**** Exercise materials

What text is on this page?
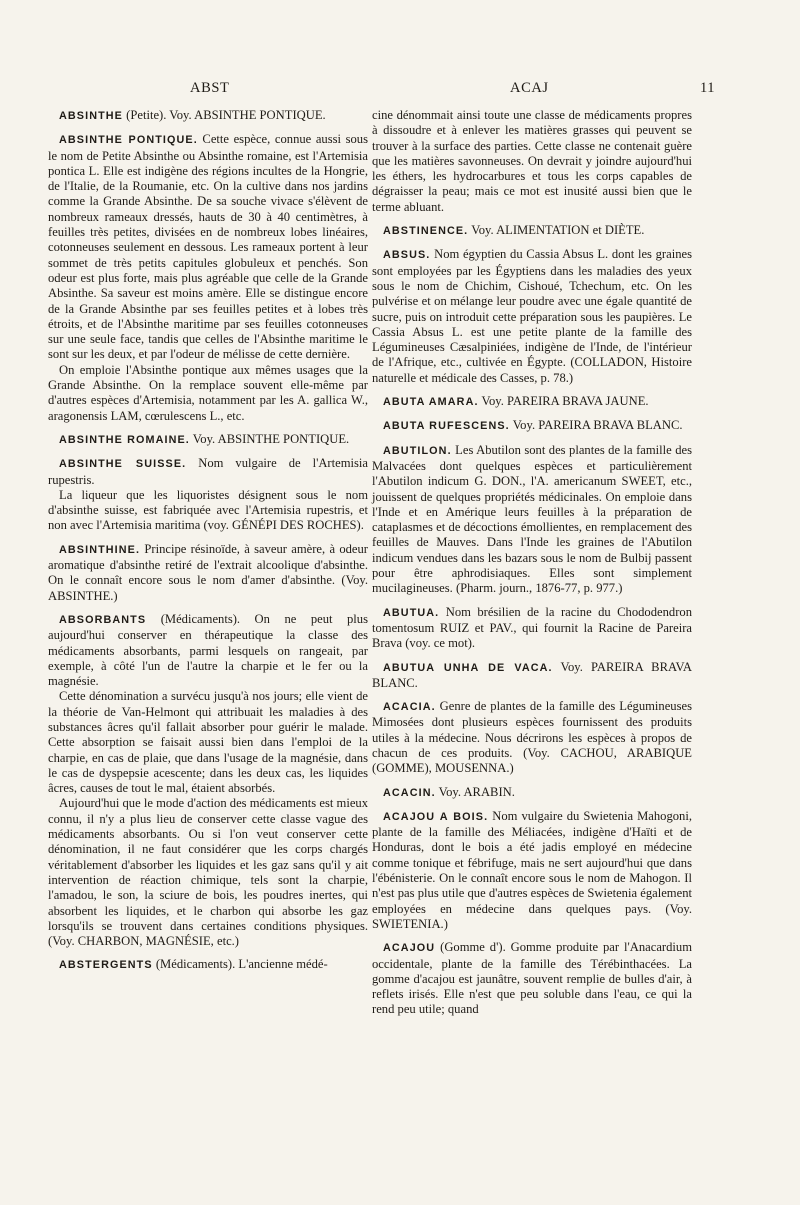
ABST	ACAJ	11

ABSINTHE (Petite). Voy. ABSINTHE PONTIQUE.

ABSINTHE PONTIQUE. Cette espèce, connue aussi sous le nom de Petite Absinthe ou Absinthe romaine, est l'Artemisia pontica L. Elle est indigène des régions incultes de la Hongrie, de l'Italie, de la Roumanie, etc. On la cultive dans nos jardins comme la Grande Absinthe. De sa souche vivace s'élèvent de nombreux rameaux dressés, hauts de 30 à 40 centimètres, à feuilles très petites, divisées en de nombreux lobes linéaires, cotonneuses seulement en dessous. Les rameaux portent à leur sommet de très petits capitules globuleux et penchés. Son odeur est plus forte, mais plus agréable que celle de la Grande Absinthe. Sa saveur est moins amère. Elle se distingue encore de la Grande Absinthe par ses feuilles petites et à lobes très étroits, et de l'Absinthe maritime par ses feuilles cotonneuses sur une seule face, tandis que celles de l'Absinthe maritime le sont sur les deux, et par l'odeur de mélisse de cette dernière.

On emploie l'Absinthe pontique aux mêmes usages que la Grande Absinthe. On la remplace souvent elle-même par d'autres espèces d'Artemisia, notamment par les A. gallica W., aragonensis LAM, cœrulescens L., etc.

ABSINTHE ROMAINE. Voy. ABSINTHE PONTIQUE.

ABSINTHE SUISSE. Nom vulgaire de l'Artemisia rupestris.

La liqueur que les liquoristes désignent sous le nom d'absinthe suisse, est fabriquée avec l'Artemisia rupestris, et non avec l'Artemisia maritima (voy. GÉNÉPI DES ROCHES).

ABSINTHINE. Principe résinoïde, à saveur amère, à odeur aromatique d'absinthe retiré de l'extrait alcoolique d'absinthe. On le connaît encore sous le nom d'amer d'absinthe. (Voy. ABSINTHE.)

ABSORBANTS (Médicaments). On ne peut plus aujourd'hui conserver en thérapeutique la classe des médicaments absorbants, parmi lesquels on rangeait, par exemple, à côté l'un de l'autre la charpie et le fer ou la magnésie.

Cette dénomination a survécu jusqu'à nos jours; elle vient de la théorie de Van-Helmont qui attribuait les maladies à des substances âcres qu'il fallait absorber pour guérir le malade. Cette absorption se faisait aussi bien dans l'emploi de la charpie, en cas de plaie, que dans l'usage de la magnésie, dans le cas de dyspepsie acescente; dans les deux cas, les liquides âcres, causes de tout le mal, étaient absorbés.

Aujourd'hui que le mode d'action des médicaments est mieux connu, il n'y a plus lieu de conserver cette classe vague des médicaments absorbants. Ou si l'on veut conserver cette dénomination, il ne faut considérer que les corps chargés véritablement d'absorber les liquides et les gaz sans qu'il y ait intervention de réaction chimique, tels sont la charpie, l'amadou, le son, la sciure de bois, les poudres inertes, qui absorbent les liquides, et le charbon qui absorbe les gaz lorsqu'ils se trouvent dans certaines conditions physiques. (Voy. CHARBON, MAGNÉSIE, etc.)

ABSTERGENTS (Médicaments). L'ancienne médé-

cine dénommait ainsi toute une classe de médicaments propres à dissoudre et à enlever les matières grasses qui peuvent se trouver à la surface des parties. Cette classe ne contenait guère que les matières savonneuses. On devrait y joindre aujourd'hui les éthers, les hydrocarbures et tous les corps capables de dégraisser la peau; mais ce mot est inusité aussi bien que le terme abluant.

ABSTINENCE. Voy. ALIMENTATION et DIÈTE.

ABSUS. Nom égyptien du Cassia Absus L. dont les graines sont employées par les Égyptiens dans les maladies des yeux sous le nom de Chichim, Cishoué, Tchechum, etc. On les pulvérise et on mélange leur poudre avec une égale quantité de sucre, puis on introduit cette préparation sous les paupières. Le Cassia Absus L. est une petite plante de la famille des Légumineuses Cæsalpiniées, indigène de l'Inde, de l'intérieur de l'Afrique, etc., cultivée en Égypte. (COLLADON, Histoire naturelle et médicale des Casses, p. 78.)

ABUTA AMARA. Voy. PAREIRA BRAVA JAUNE.

ABUTA RUFESCENS. Voy. PAREIRA BRAVA BLANC.

ABUTILON. Les Abutilon sont des plantes de la famille des Malvacées dont quelques espèces et particulièrement l'Abutilon indicum G. DON., l'A. americanum SWEET, etc., jouissent de quelques propriétés médicinales. On emploie dans l'Inde et en Amérique leurs feuilles à la préparation de cataplasmes et de décoctions émollientes, en remplacement des feuilles de Mauves. Dans l'Inde les graines de l'Abutilon indicum vendues dans les bazars sous le nom de Bulbij passent pour être aphrodisiaques. Elles sont simplement mucilagineuses. (Pharm. journ., 1876-77, p. 977.)

ABUTUA. Nom brésilien de la racine du Chododendron tomentosum RUIZ et PAV., qui fournit la Racine de Pareira Brava (voy. ce mot).

ABUTUA UNHA DE VACA. Voy. PAREIRA BRAVA BLANC.

ACACIA. Genre de plantes de la famille des Légumineuses Mimosées dont plusieurs espèces fournissent des produits utiles à la médecine. Nous décrirons les espèces à propos de chacun de ces produits. (Voy. CACHOU, ARABIQUE (GOMME), MOUSENNA.)

ACACIN. Voy. ARABIN.

ACAJOU A BOIS. Nom vulgaire du Swietenia Mahogoni, plante de la famille des Méliacées, indigène d'Haïti et de Honduras, dont le bois a été jadis employé en médecine comme tonique et fébrifuge, mais ne sert aujourd'hui que dans l'ébénisterie. On le connaît encore sous le nom de Mahogon. Il n'est pas plus utile que d'autres espèces de Swietenia également employées en médecine dans quelques pays. (Voy. SWIETENIA.)

ACAJOU (Gomme d'). Gomme produite par l'Anacardium occidentale, plante de la famille des Térébinthacées. La gomme d'acajou est jaunâtre, souvent remplie de bulles d'air, à reflets irisés. Elle n'est que peu soluble dans l'eau, ce qui la rend peu utile; quand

********

**Objective:** Print out every entry above without changing a word, and leave out the pictures.

**Completed task:**
What text is on this page?
ABST	ACAJ	11

ABSINTHE (Petite). Voy. ABSINTHE PONTIQUE.

ABSINTHE PONTIQUE. Cette espèce, connue aussi sous le nom de Petite Absinthe ou Absinthe romaine, est l'Artemisia pontica L. Elle est indigène des régions incultes de la Hongrie, de l'Italie, de la Roumanie, etc. On la cultive dans nos jardins comme la Grande Absinthe. De sa souche vivace s'élèvent de nombreux rameaux dressés, hauts de 30 à 40 centimètres, à feuilles très petites, divisées en de nombreux lobes linéaires, cotonneuses seulement en dessous. Les rameaux portent à leur sommet de très petits capitules globuleux et penchés. Son odeur est plus forte, mais plus agréable que celle de la Grande Absinthe. Sa saveur est moins amère. Elle se distingue encore de la Grande Absinthe par ses feuilles petites et à lobes très étroits, et de l'Absinthe maritime par ses feuilles cotonneuses sur une seule face, tandis que celles de l'Absinthe maritime le sont sur les deux, et par l'odeur de mélisse de cette dernière.

On emploie l'Absinthe pontique aux mêmes usages que la Grande Absinthe. On la remplace souvent elle-même par d'autres espèces d'Artemisia, notamment par les A. gallica W., aragonensis LAM, cœrulescens L., etc.

ABSINTHE ROMAINE. Voy. ABSINTHE PONTIQUE.

ABSINTHE SUISSE. Nom vulgaire de l'Artemisia rupestris.

La liqueur que les liquoristes désignent sous le nom d'absinthe suisse, est fabriquée avec l'Artemisia rupestris, et non avec l'Artemisia maritima (voy. GÉNÉPI DES ROCHES).

ABSINTHINE. Principe résinoïde, à saveur amère, à odeur aromatique d'absinthe retiré de l'extrait alcoolique d'absinthe. On le connaît encore sous le nom d'amer d'absinthe. (Voy. ABSINTHE.)

ABSORBANTS (Médicaments). On ne peut plus aujourd'hui conserver en thérapeutique la classe des médicaments absorbants, parmi lesquels on rangeait, par exemple, à côté l'un de l'autre la charpie et le fer ou la magnésie.

Cette dénomination a survécu jusqu'à nos jours; elle vient de la théorie de Van-Helmont qui attribuait les maladies à des substances âcres qu'il fallait absorber pour guérir le malade. Cette absorption se faisait aussi bien dans l'emploi de la charpie, en cas de plaie, que dans l'usage de la magnésie, dans le cas de dyspepsie acescente; dans les deux cas, les liquides âcres, causes de tout le mal, étaient absorbés.

Aujourd'hui que le mode d'action des médicaments est mieux connu, il n'y a plus lieu de conserver cette classe vague des médicaments absorbants. Ou si l'on veut conserver cette dénomination, il ne faut considérer que les corps chargés véritablement d'absorber les liquides et les gaz sans qu'il y ait intervention de réaction chimique, tels sont la charpie, l'amadou, le son, la sciure de bois, les poudres inertes, qui absorbent les liquides, et le charbon qui absorbe les gaz lorsqu'ils se trouvent dans certaines conditions physiques. (Voy. CHARBON, MAGNÉSIE, etc.)

ABSTERGENTS (Médicaments). L'ancienne médé-

cine dénommait ainsi toute une classe de médicaments propres à dissoudre et à enlever les matières grasses qui peuvent se trouver à la surface des parties. Cette classe ne contenait guère que les matières savonneuses. On devrait y joindre aujourd'hui les éthers, les hydrocarbures et tous les corps capables de dégraisser la peau; mais ce mot est inusité aussi bien que le terme abluant.

ABSTINENCE. Voy. ALIMENTATION et DIÈTE.

ABSUS. Nom égyptien du Cassia Absus L. dont les graines sont employées par les Égyptiens dans les maladies des yeux sous le nom de Chichim, Cishoué, Tchechum, etc. On les pulvérise et on mélange leur poudre avec une égale quantité de sucre, puis on introduit cette préparation sous les paupières. Le Cassia Absus L. est une petite plante de la famille des Légumineuses Cæsalpiniées, indigène de l'Inde, de l'intérieur de l'Afrique, etc., cultivée en Égypte. (COLLADON, Histoire naturelle et médicale des Casses, p. 78.)

ABUTA AMARA. Voy. PAREIRA BRAVA JAUNE.

ABUTA RUFESCENS. Voy. PAREIRA BRAVA BLANC.

ABUTILON. Les Abutilon sont des plantes de la famille des Malvacées dont quelques espèces et particulièrement l'Abutilon indicum G. DON., l'A. americanum SWEET, etc., jouissent de quelques propriétés médicinales. On emploie dans l'Inde et en Amérique leurs feuilles à la préparation de cataplasmes et de décoctions émollientes, en remplacement des feuilles de Mauves. Dans l'Inde les graines de l'Abutilon indicum vendues dans les bazars sous le nom de Bulbij passent pour être aphrodisiaques. Elles sont simplement mucilagineuses. (Pharm. journ., 1876-77, p. 977.)

ABUTUA. Nom brésilien de la racine du Chododendron tomentosum RUIZ et PAV., qui fournit la Racine de Pareira Brava (voy. ce mot).

ABUTUA UNHA DE VACA. Voy. PAREIRA BRAVA BLANC.

ACACIA. Genre de plantes de la famille des Légumineuses Mimosées dont plusieurs espèces fournissent des produits utiles à la médecine. Nous décrirons les espèces à propos de chacun de ces produits. (Voy. CACHOU, ARABIQUE (GOMME), MOUSENNA.)

ACACIN. Voy. ARABIN.

ACAJOU A BOIS. Nom vulgaire du Swietenia Mahogoni, plante de la famille des Méliacées, indigène d'Haïti et de Honduras, dont le bois a été jadis employé en médecine comme tonique et fébrifuge, mais ne sert aujourd'hui que dans l'ébénisterie. On le connaît encore sous le nom de Mahogon. Il n'est pas plus utile que d'autres espèces de Swietenia également employées en médecine dans quelques pays. (Voy. SWIETENIA.)

ACAJOU (Gomme d'). Gomme produite par l'Anacardium occidentale, plante de la famille des Térébinthacées. La gomme d'acajou est jaunâtre, souvent remplie de bulles d'air, à reflets irisés. Elle n'est que peu soluble dans l'eau, ce qui la rend peu utile; quand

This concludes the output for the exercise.